## START Input rows
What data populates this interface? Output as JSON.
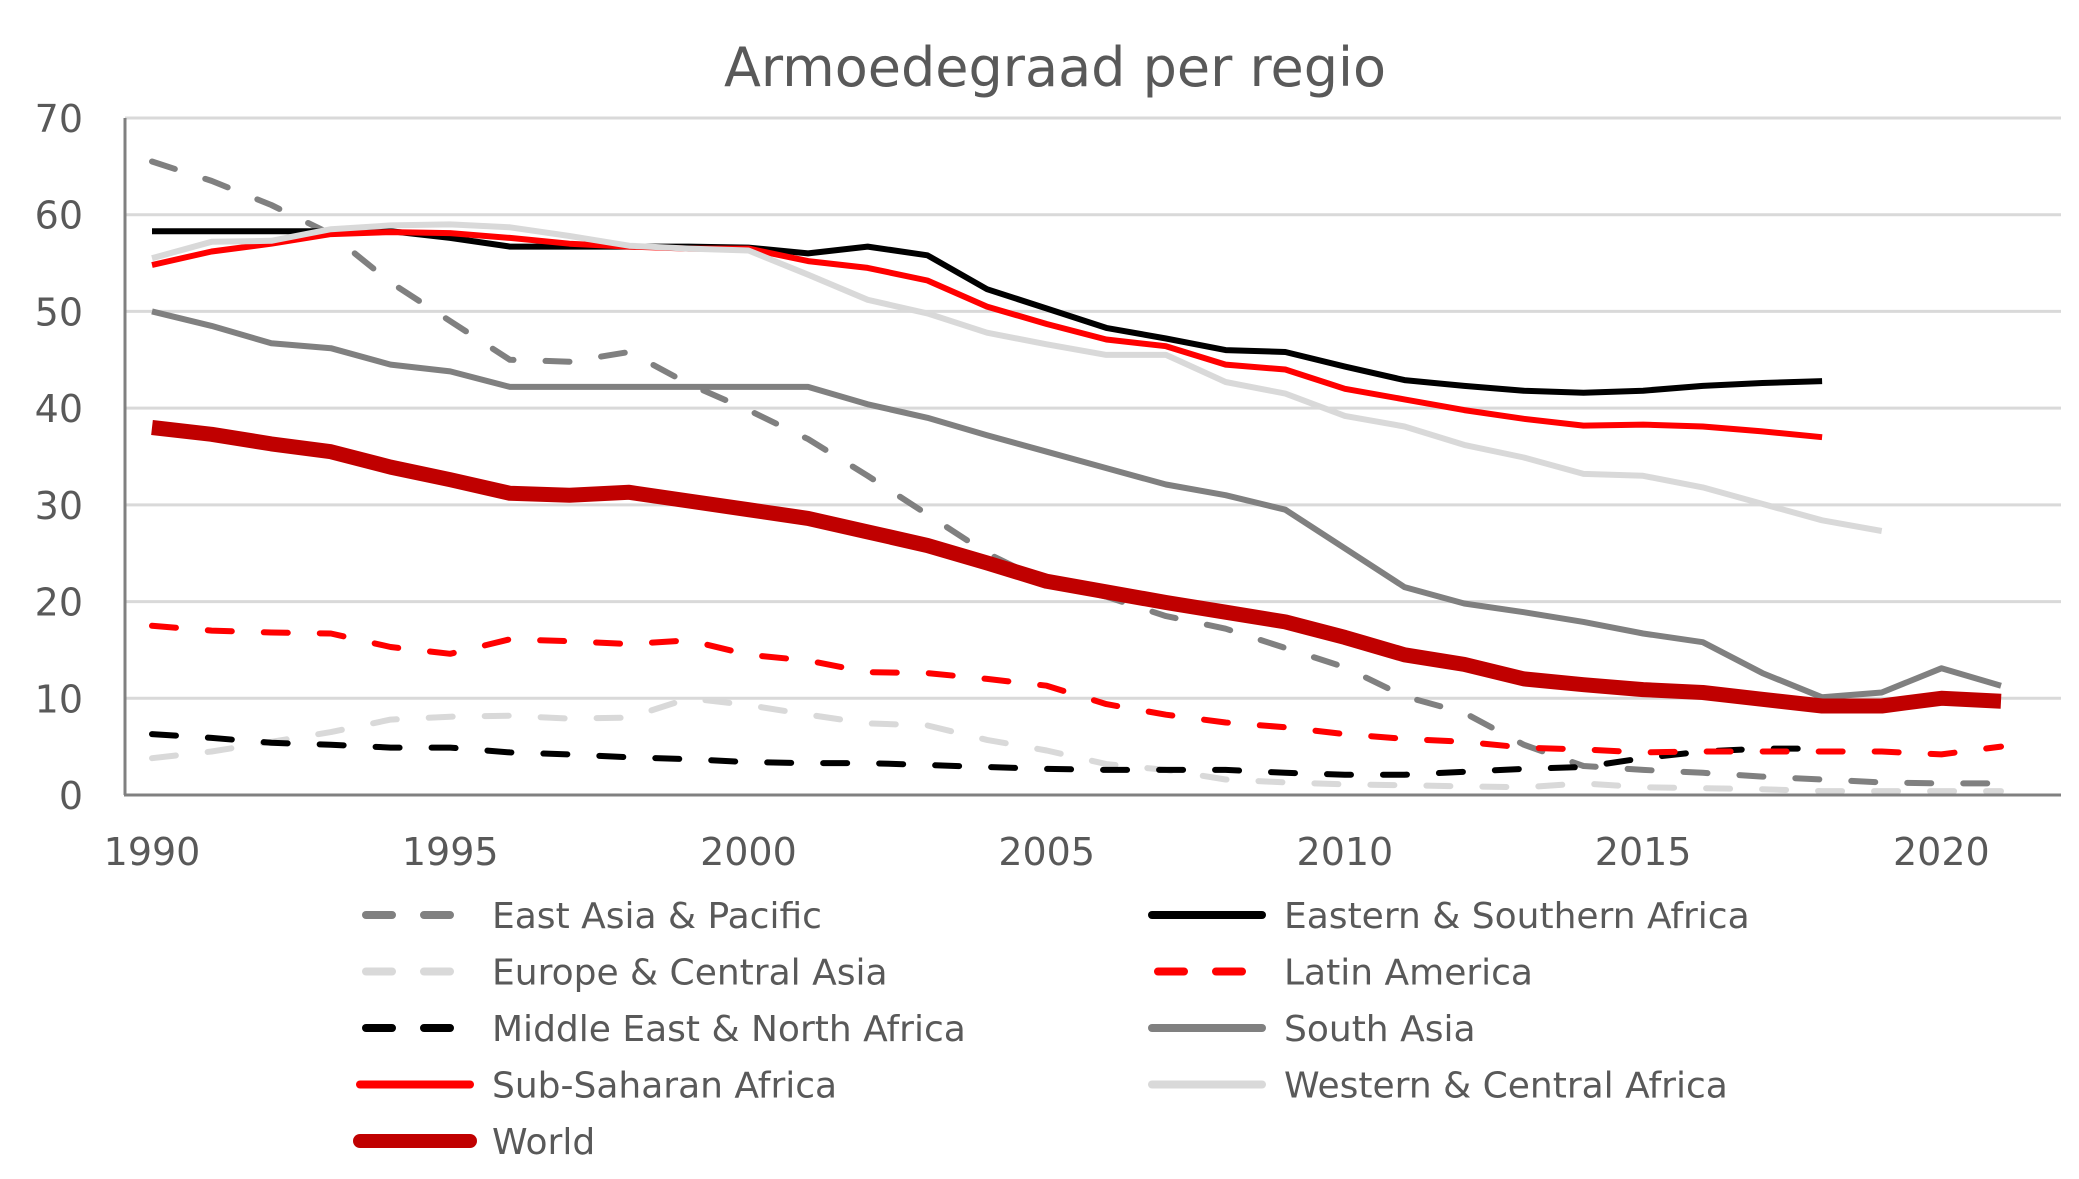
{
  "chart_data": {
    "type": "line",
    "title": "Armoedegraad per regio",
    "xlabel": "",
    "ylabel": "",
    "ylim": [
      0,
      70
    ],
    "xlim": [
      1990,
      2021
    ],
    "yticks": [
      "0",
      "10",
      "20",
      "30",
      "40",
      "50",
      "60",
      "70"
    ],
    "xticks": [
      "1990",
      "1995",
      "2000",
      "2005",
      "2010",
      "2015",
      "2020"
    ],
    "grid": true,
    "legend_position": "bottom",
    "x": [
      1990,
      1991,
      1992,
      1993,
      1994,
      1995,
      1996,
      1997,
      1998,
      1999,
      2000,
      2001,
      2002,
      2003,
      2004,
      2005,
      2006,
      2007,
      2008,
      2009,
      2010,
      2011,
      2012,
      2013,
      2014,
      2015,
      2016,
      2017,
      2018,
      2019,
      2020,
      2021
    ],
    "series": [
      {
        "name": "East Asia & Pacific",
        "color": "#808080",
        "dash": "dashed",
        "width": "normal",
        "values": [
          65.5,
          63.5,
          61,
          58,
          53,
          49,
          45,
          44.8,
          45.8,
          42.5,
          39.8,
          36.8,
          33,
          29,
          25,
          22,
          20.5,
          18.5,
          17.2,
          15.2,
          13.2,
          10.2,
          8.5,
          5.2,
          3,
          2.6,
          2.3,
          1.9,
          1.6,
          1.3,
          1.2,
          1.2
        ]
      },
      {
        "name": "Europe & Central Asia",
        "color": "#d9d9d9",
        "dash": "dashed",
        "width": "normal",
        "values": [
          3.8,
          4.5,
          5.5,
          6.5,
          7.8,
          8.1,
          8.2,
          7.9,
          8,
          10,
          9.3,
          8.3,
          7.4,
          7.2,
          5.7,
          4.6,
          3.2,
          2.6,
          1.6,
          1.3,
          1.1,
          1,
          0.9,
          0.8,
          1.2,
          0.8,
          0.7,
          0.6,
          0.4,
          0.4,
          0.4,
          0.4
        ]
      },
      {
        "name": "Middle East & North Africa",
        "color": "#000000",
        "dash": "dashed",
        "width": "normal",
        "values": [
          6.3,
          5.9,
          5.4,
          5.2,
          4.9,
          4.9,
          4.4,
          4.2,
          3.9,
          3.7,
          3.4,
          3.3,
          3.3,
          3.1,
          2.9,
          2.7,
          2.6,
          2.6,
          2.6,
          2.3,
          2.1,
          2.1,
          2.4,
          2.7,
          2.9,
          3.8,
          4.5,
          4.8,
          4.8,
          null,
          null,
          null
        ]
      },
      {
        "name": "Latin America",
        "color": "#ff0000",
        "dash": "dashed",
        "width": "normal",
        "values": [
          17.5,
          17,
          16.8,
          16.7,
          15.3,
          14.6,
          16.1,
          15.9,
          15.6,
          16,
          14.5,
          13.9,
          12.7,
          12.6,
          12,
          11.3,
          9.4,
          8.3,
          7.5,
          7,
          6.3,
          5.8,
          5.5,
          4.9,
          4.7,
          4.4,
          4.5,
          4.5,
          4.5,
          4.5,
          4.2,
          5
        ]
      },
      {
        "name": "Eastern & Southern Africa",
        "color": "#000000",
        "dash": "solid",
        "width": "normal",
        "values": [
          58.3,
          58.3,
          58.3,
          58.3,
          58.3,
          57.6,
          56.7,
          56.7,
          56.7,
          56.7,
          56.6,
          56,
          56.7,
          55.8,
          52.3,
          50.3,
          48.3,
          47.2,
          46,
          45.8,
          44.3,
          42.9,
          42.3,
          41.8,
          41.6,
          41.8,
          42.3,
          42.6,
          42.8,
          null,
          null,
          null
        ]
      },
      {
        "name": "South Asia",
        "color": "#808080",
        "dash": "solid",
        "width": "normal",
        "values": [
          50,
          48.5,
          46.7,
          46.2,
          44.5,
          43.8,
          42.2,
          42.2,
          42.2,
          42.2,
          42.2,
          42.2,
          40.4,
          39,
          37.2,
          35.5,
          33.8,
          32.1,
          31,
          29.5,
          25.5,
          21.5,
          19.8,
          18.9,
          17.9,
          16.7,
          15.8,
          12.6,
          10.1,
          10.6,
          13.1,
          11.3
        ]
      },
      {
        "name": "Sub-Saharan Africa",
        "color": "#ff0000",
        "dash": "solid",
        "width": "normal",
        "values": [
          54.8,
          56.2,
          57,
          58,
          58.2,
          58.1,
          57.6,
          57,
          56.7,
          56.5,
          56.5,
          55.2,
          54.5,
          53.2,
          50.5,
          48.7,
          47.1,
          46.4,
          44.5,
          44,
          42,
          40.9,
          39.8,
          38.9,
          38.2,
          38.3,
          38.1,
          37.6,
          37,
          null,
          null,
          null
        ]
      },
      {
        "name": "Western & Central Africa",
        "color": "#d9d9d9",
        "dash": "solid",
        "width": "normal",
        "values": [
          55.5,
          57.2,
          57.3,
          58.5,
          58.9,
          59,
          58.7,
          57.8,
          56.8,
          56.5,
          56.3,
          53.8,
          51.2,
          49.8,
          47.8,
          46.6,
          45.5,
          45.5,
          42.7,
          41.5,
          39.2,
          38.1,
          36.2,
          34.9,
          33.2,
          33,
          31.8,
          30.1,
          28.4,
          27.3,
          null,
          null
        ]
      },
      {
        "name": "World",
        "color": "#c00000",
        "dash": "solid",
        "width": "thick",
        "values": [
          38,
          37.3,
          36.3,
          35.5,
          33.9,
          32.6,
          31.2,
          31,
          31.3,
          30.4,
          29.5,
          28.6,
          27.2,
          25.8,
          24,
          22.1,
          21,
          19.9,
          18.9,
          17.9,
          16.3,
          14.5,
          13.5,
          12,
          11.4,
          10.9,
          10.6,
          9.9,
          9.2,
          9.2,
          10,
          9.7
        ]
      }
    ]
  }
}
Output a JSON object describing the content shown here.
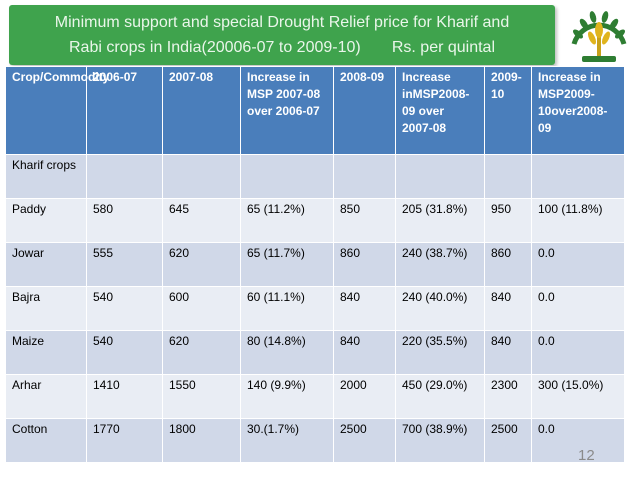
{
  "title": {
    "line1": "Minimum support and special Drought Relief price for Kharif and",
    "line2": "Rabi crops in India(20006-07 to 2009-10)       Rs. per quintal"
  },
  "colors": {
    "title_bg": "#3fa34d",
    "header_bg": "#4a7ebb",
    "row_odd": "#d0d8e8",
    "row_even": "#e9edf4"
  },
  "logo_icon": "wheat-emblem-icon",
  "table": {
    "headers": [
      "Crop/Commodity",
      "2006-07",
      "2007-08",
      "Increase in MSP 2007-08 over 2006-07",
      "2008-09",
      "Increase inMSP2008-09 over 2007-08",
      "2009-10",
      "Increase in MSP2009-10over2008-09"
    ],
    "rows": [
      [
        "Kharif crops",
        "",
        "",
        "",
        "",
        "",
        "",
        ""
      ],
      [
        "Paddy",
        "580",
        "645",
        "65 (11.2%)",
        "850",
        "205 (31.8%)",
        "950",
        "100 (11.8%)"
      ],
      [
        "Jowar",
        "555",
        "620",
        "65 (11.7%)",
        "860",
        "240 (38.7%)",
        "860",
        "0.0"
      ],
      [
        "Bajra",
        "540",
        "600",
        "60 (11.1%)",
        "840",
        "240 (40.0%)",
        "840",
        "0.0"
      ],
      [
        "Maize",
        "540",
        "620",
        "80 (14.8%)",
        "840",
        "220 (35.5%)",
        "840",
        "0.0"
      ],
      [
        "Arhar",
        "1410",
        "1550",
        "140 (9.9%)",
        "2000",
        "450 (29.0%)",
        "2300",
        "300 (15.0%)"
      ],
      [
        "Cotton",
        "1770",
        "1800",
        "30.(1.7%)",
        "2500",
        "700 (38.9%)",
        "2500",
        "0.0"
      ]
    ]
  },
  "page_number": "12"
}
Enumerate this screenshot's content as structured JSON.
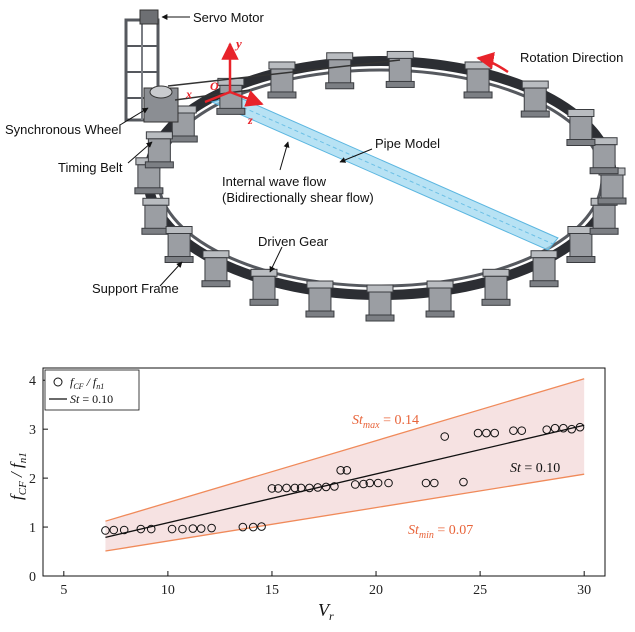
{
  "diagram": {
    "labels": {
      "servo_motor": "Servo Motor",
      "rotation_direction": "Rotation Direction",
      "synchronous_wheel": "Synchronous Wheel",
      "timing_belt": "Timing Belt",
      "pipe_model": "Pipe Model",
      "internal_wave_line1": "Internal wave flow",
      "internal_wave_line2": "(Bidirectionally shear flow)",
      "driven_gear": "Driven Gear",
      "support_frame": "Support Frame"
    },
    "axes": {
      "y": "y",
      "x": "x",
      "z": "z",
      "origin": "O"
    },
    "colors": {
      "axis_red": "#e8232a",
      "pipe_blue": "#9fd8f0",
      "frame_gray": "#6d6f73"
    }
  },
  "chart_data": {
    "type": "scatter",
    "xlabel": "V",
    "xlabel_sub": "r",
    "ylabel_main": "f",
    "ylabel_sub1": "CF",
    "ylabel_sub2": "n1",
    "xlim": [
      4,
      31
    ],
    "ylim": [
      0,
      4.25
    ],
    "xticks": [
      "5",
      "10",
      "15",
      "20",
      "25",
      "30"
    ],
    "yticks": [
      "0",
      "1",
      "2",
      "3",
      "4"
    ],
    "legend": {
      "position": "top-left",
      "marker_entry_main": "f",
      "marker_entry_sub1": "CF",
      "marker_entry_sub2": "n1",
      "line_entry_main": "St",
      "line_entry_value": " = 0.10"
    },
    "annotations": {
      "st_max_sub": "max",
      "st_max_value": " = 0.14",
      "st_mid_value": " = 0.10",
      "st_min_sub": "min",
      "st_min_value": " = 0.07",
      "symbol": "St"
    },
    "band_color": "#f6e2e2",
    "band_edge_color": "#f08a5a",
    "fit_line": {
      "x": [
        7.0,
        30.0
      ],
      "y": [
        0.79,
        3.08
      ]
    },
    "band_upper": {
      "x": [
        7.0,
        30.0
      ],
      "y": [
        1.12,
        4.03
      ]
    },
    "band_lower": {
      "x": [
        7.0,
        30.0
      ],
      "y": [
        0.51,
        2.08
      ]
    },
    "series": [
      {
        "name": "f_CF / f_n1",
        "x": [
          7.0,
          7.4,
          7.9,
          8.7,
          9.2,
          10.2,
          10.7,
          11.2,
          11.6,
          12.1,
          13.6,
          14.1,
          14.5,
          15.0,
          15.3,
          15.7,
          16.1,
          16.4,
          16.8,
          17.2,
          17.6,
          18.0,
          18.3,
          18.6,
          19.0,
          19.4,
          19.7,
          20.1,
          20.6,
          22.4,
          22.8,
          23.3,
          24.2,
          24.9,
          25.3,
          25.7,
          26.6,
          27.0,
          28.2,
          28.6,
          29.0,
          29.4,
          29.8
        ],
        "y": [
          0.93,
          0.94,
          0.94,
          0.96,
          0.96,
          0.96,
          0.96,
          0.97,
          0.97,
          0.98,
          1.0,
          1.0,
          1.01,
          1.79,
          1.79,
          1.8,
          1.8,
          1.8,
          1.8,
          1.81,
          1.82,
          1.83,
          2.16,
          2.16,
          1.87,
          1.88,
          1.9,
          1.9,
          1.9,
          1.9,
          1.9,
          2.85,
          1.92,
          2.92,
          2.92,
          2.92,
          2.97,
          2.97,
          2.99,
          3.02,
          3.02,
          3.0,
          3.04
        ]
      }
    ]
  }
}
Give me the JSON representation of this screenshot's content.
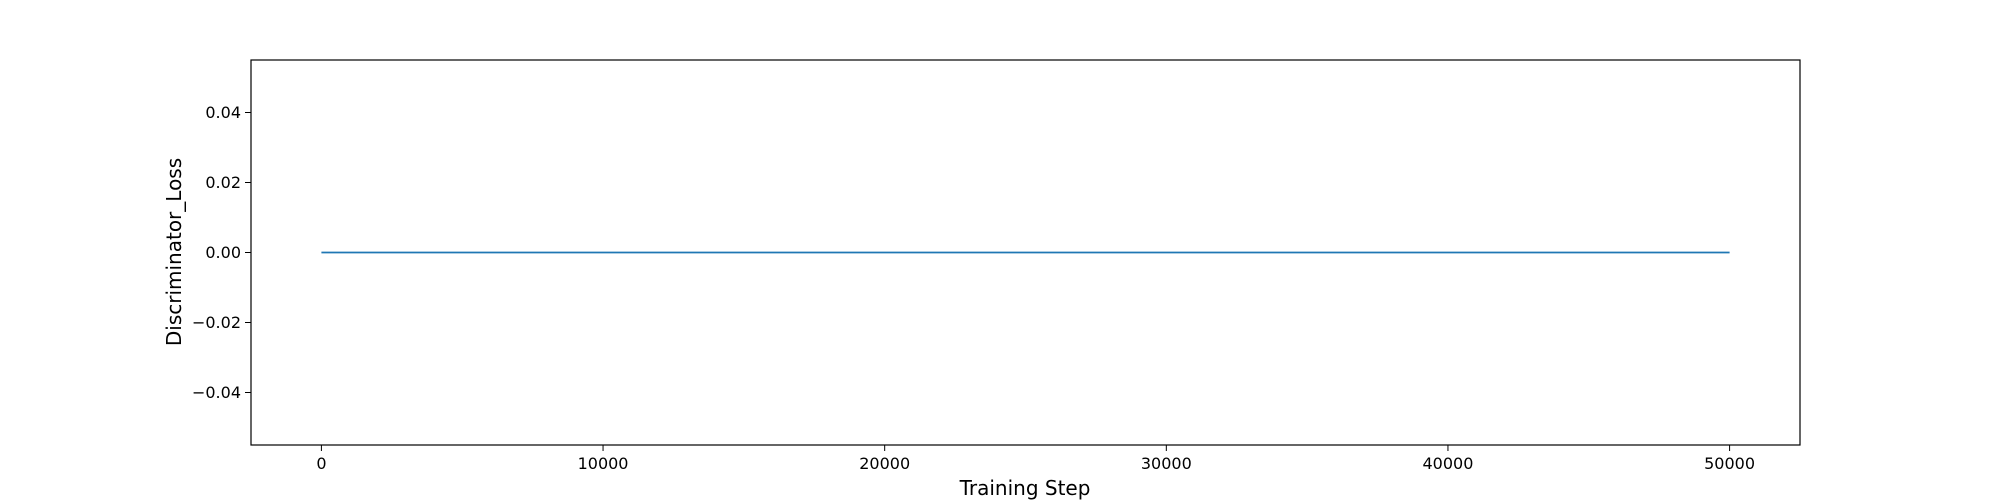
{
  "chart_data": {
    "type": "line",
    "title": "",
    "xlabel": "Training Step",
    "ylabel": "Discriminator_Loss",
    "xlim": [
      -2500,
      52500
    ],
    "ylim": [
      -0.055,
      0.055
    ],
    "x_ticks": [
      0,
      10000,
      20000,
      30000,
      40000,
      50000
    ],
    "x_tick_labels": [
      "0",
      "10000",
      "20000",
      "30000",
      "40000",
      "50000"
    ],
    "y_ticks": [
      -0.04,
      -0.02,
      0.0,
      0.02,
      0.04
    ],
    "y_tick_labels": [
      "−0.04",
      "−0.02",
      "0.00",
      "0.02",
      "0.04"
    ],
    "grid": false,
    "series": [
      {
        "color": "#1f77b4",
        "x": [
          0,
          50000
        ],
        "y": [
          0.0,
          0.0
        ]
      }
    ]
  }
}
## END Input rows
Tally the lines in the records above that contain the word "name", and give only that number.

**Worked answer**. 10